PROBLEM TO SOLVE >>
Repeat exactly the stretch of lines that starts with the one containing "Extract all readable text from this page." and ends with the last line of the material. Leave out pictures.

Extracted data entries >>
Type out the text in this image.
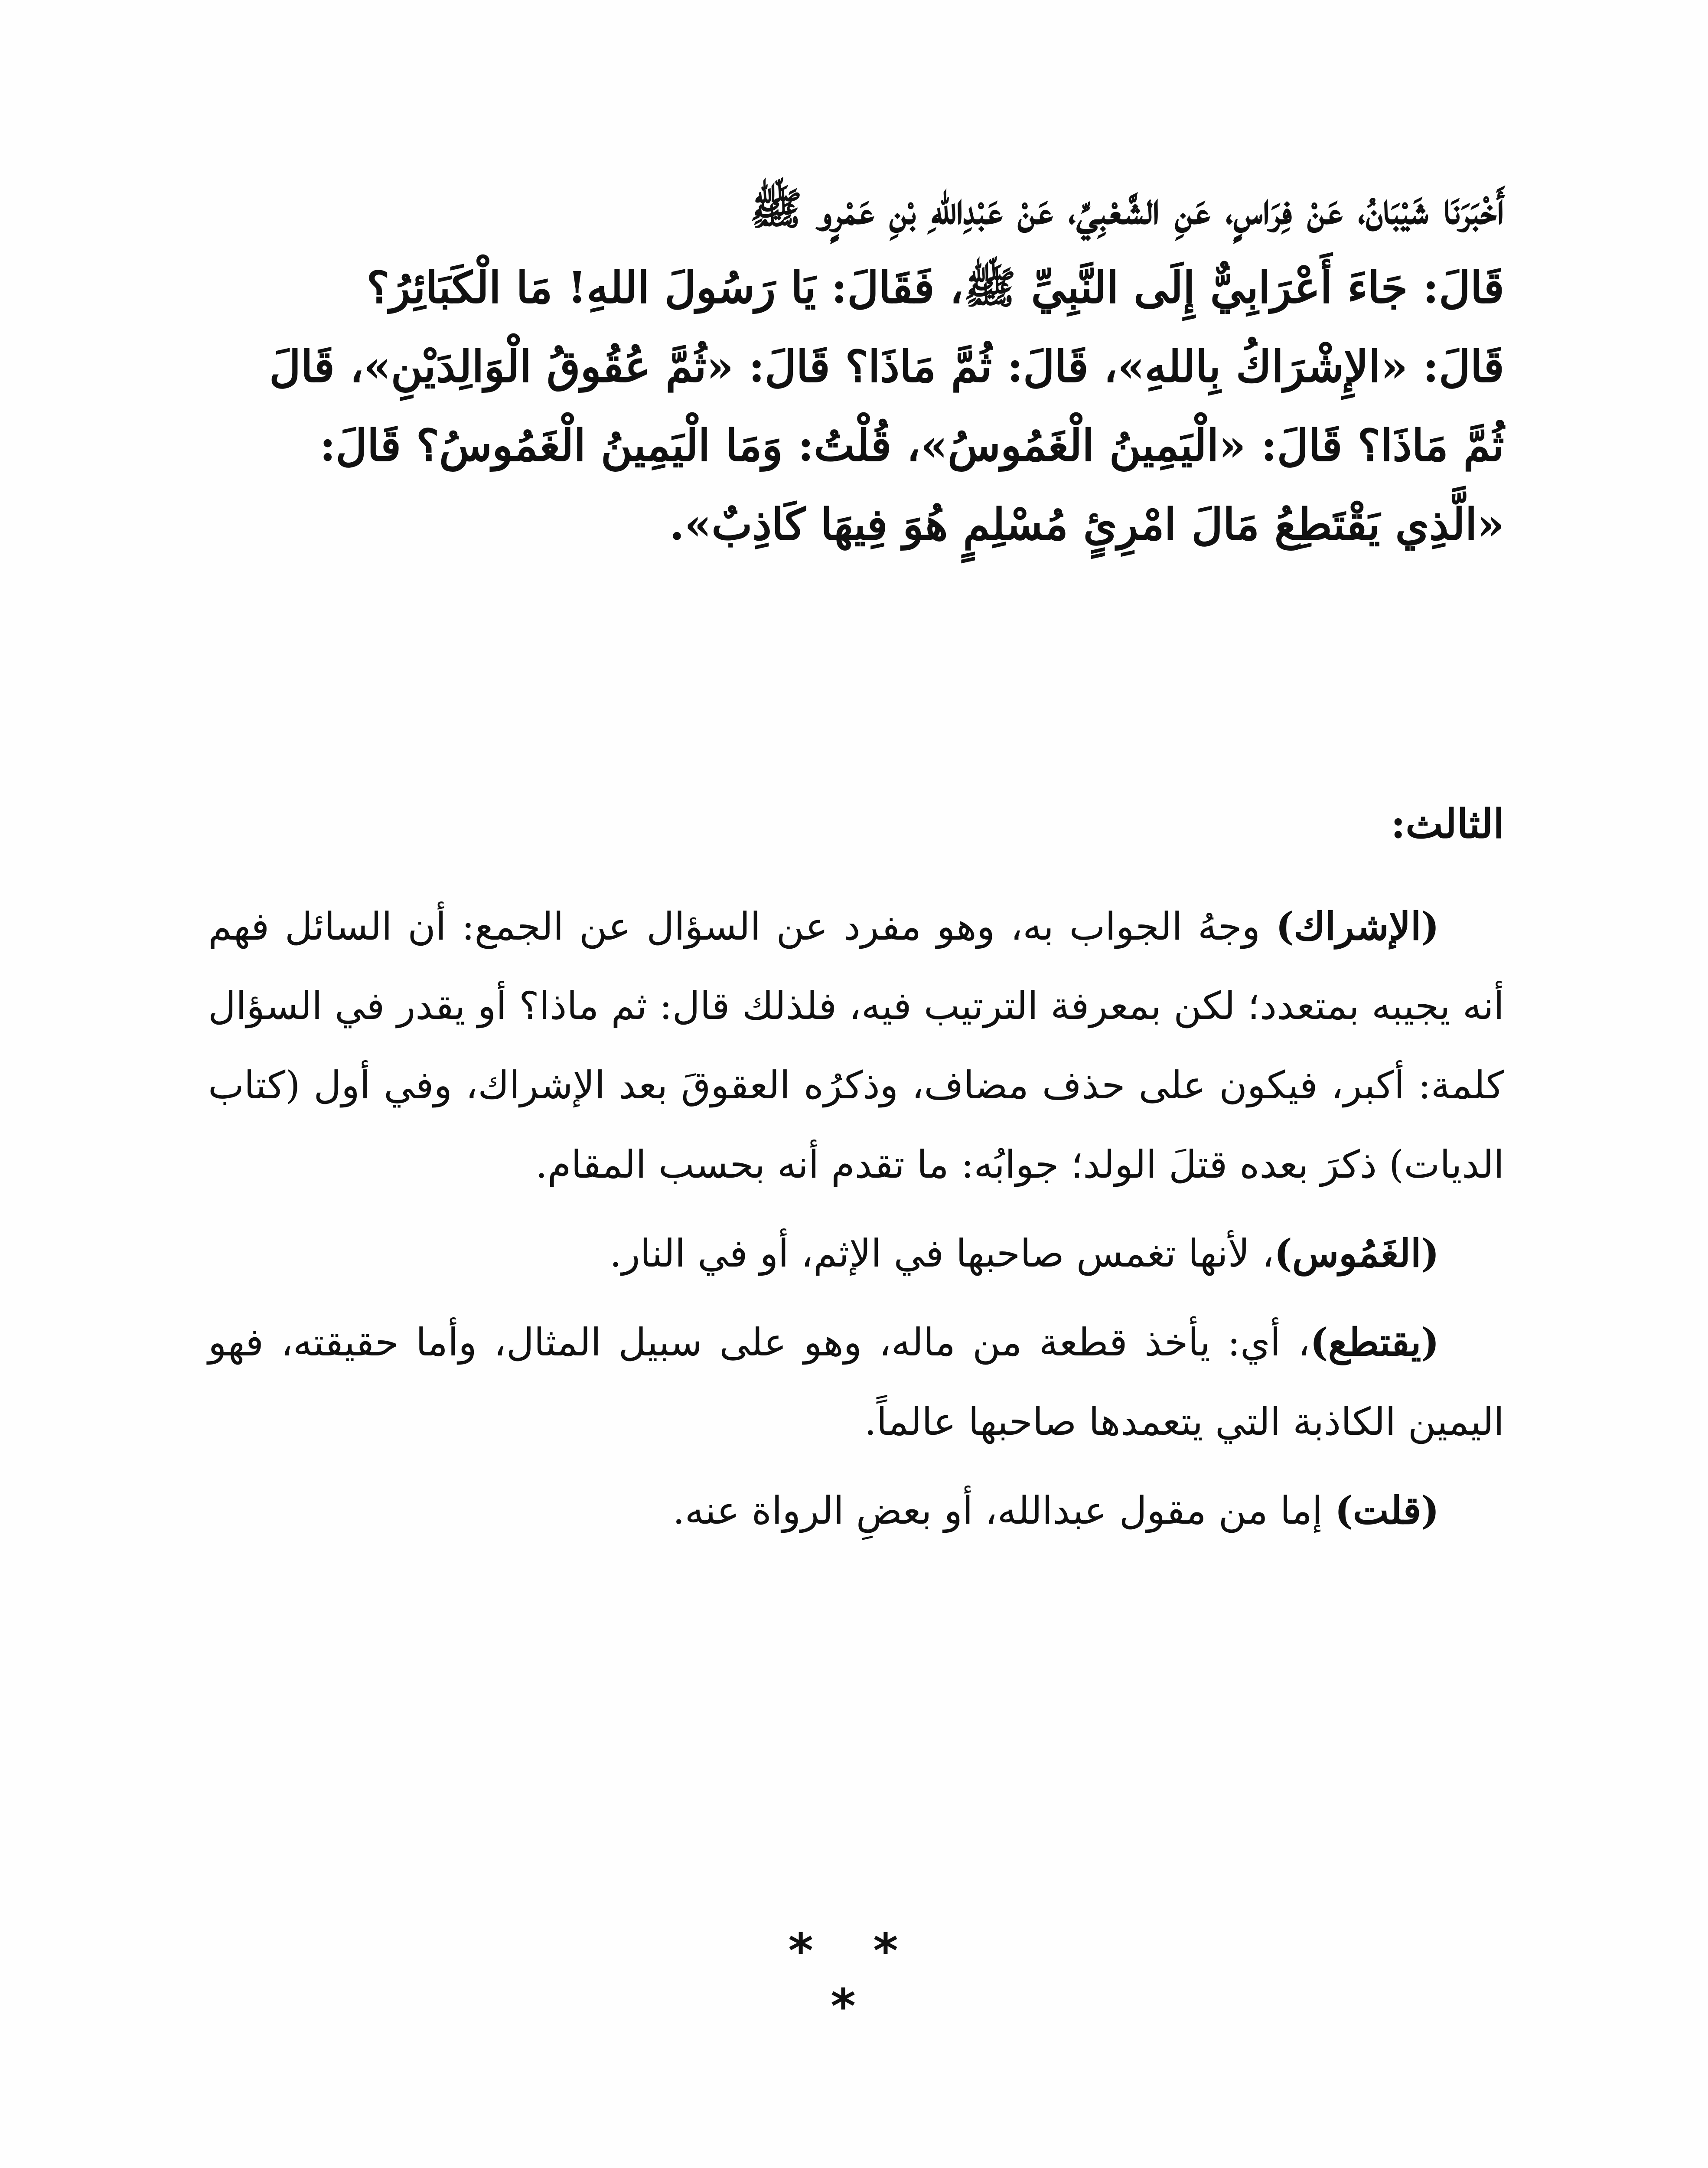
أَخْبَرَنَا شَيْبَانُ، عَنْ فِرَاسٍ، عَنِ الشَّعْبِيِّ، عَنْ عَبْدِاللهِ بْنِ عَمْرٍو ﷺ
قَالَ: جَاءَ أَعْرَابِيٌّ إِلَى النَّبِيِّ ﷺ، فَقَالَ: يَا رَسُولَ اللهِ! مَا الْكَبَائِرُ؟
قَالَ: «الإِشْرَاكُ بِاللهِ»، قَالَ: ثُمَّ مَاذَا؟ قَالَ: «ثُمَّ عُقُوقُ الْوَالِدَيْنِ»، قَالَ
ثُمَّ مَاذَا؟ قَالَ: «الْيَمِينُ الْغَمُوسُ»، قُلْتُ: وَمَا الْيَمِينُ الْغَمُوسُ؟ قَالَ:
«الَّذِي يَقْتَطِعُ مَالَ امْرِئٍ مُسْلِمٍ هُوَ فِيهَا كَاذِبٌ».
الثالث:

(الإشراك) وجهُ الجواب به، وهو مفرد عن السؤال عن الجمع: أن السائل فهم أنه يجيبه بمتعدد؛ لكن بمعرفة الترتيب فيه، فلذلك قال: ثم ماذا؟ أو يقدر في السؤال كلمة: أكبر، فيكون على حذف مضاف، وذكرُه العقوقَ بعد الإشراك، وفي أول (كتاب الديات) ذكرَ بعده قتلَ الولد؛ جوابُه: ما تقدم أنه بحسب المقام.

(الغَمُوس)، لأنها تغمس صاحبها في الإثم، أو في النار.

(يقتطع)، أي: يأخذ قطعة من ماله، وهو على سبيل المثال، وأما حقيقته، فهو اليمين الكاذبة التي يتعمدها صاحبها عالماً.

(قلت) إما من مقول عبدالله، أو بعضِ الرواة عنه.

* * *
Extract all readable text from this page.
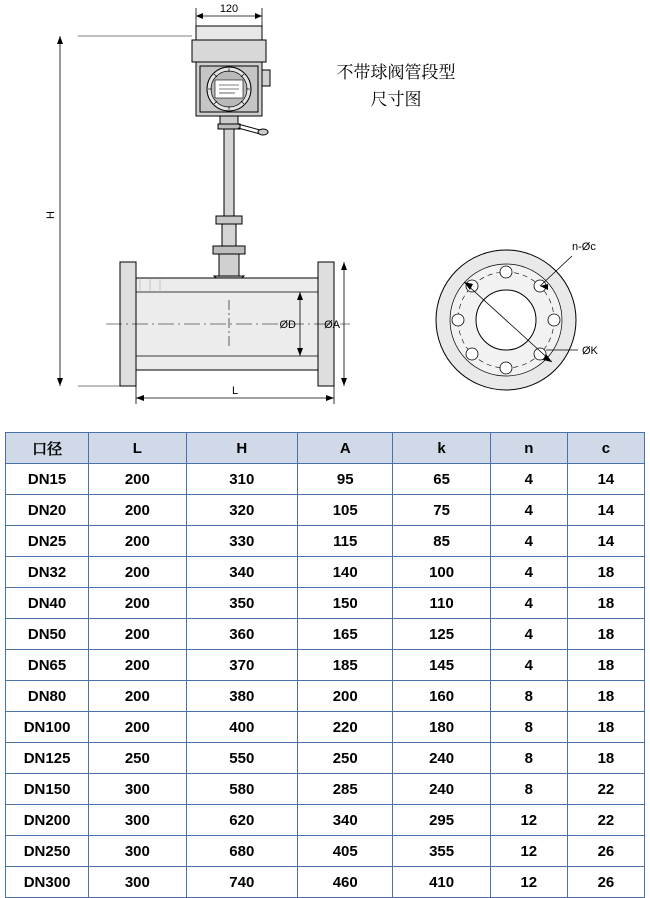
120
H
L
ØD	ØA
n-Øc
ØK
不带球阀管段型
尺寸图
口径	L	H	A	k	n	c
DN15	200	310	95	65	4	14
DN20	200	320	105	75	4	14
DN25	200	330	115	85	4	14
DN32	200	340	140	100	4	18
DN40	200	350	150	110	4	18
DN50	200	360	165	125	4	18
DN65	200	370	185	145	4	18
DN80	200	380	200	160	8	18
DN100	200	400	220	180	8	18
DN125	250	550	250	240	8	18
DN150	300	580	285	240	8	22
DN200	300	620	340	295	12	22
DN250	300	680	405	355	12	26
DN300	300	740	460	410	12	26
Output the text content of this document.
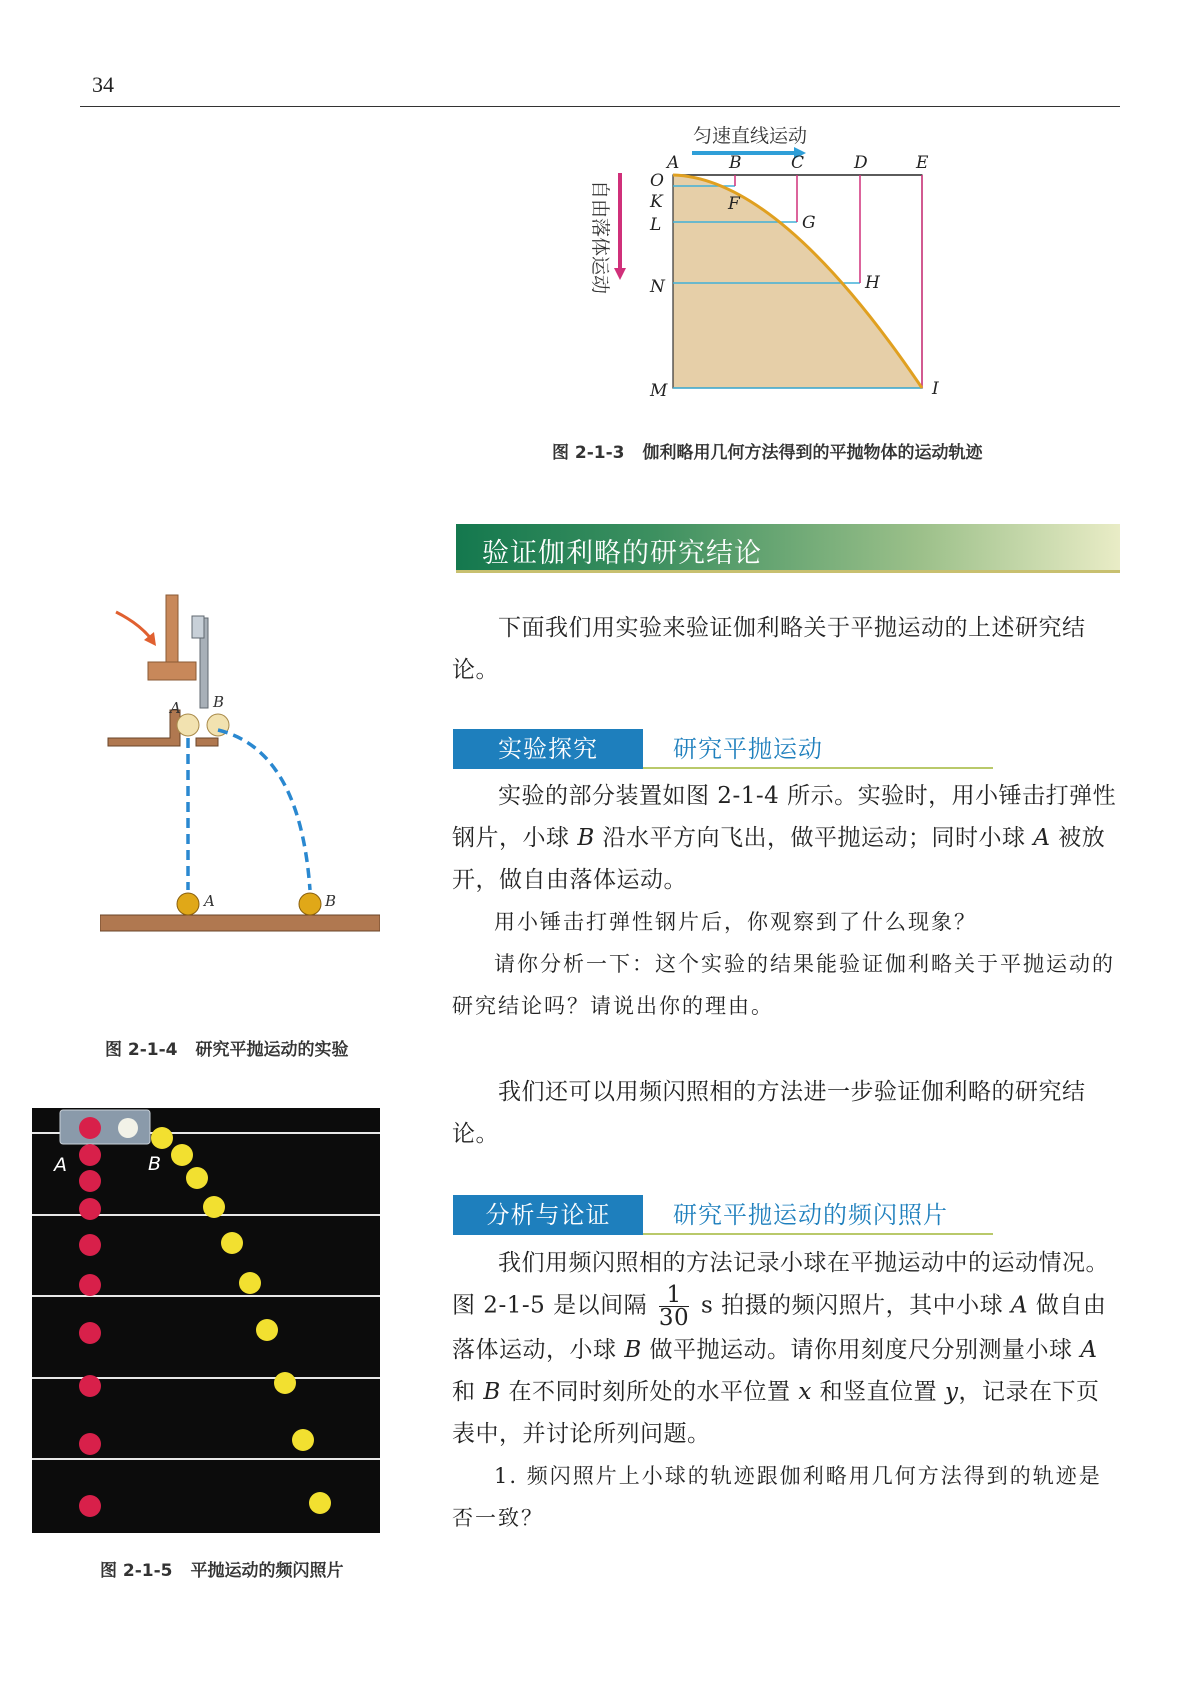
34
匀速直线运动
自由落体运动
A	B	C	D	E
O
K
L
N
M
F
G
H
I
图 2-1-3 伽利略用几何方法得到的平抛物体的运动轨迹
验证伽利略的研究结论

下面我们用实验来验证伽利略关于平抛运动的上述研究结论。

实验探究	研究平抛运动

实验的部分装置如图 2-1-4 所示。实验时，用小锤击打弹性钢片，小球 B 沿水平方向飞出，做平抛运动；同时小球 A 被放开，做自由落体运动。

用小锤击打弹性钢片后，你观察到了什么现象？

请你分析一下：这个实验的结果能验证伽利略关于平抛运动的研究结论吗？请说出你的理由。

我们还可以用频闪照相的方法进一步验证伽利略的研究结论。

分析与论证	研究平抛运动的频闪照片

我们用频闪照相的方法记录小球在平抛运动中的运动情况。图 2-1-5 是以间隔 $\frac{1}{30}$ s 拍摄的频闪照片，其中小球 A 做自由落体运动，小球 B 做平抛运动。请你用刻度尺分别测量小球 A 和 B 在不同时刻所处的水平位置 x 和竖直位置 y，记录在下页表中，并讨论所列问题。

1. 频闪照片上小球的轨迹跟伽利略用几何方法得到的轨迹是否一致？

A B
A	B
图 2-1-4 研究平抛运动的实验
A	B
图 2-1-5 平抛运动的频闪照片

EXERCISE ANSWER >>
Extract all readable text from this page.
120
H
L
ØD	ØA
n-Øc
ØK
不带球阀管段型
尺寸图
口径	L	H	A	k	n	c
DN15	200	310	95	65	4	14
DN20	200	320	105	75	4	14
DN25	200	330	115	85	4	14
DN32	200	340	140	100	4	18
DN40	200	350	150	110	4	18
DN50	200	360	165	125	4	18
DN65	200	370	185	145	4	18
DN80	200	380	200	160	8	18
DN100	200	400	220	180	8	18
DN125	250	550	250	240	8	18
DN150	300	580	285	240	8	22
DN200	300	620	340	295	12	22
DN250	300	680	405	355	12	26
DN300	300	740	460	410	12	26
Output the text content of this document.
34
匀速直线运动
自由落体运动
A	B	C	D	E
O
K
L
N
M
F
G
H
I
图 2-1-3 伽利略用几何方法得到的平抛物体的运动轨迹
验证伽利略的研究结论

下面我们用实验来验证伽利略关于平抛运动的上述研究结论。

实验探究	研究平抛运动

实验的部分装置如图 2-1-4 所示。实验时，用小锤击打弹性钢片，小球 B 沿水平方向飞出，做平抛运动；同时小球 A 被放开，做自由落体运动。

用小锤击打弹性钢片后，你观察到了什么现象？

请你分析一下：这个实验的结果能验证伽利略关于平抛运动的研究结论吗？请说出你的理由。

我们还可以用频闪照相的方法进一步验证伽利略的研究结论。

分析与论证	研究平抛运动的频闪照片

我们用频闪照相的方法记录小球在平抛运动中的运动情况。图 2-1-5 是以间隔 $\frac{1}{30}$ s 拍摄的频闪照片，其中小球 A 做自由落体运动，小球 B 做平抛运动。请你用刻度尺分别测量小球 A 和 B 在不同时刻所处的水平位置 x 和竖直位置 y，记录在下页表中，并讨论所列问题。

1. 频闪照片上小球的轨迹跟伽利略用几何方法得到的轨迹是否一致？

A B
A	B
图 2-1-4 研究平抛运动的实验
A	B
图 2-1-5 平抛运动的频闪照片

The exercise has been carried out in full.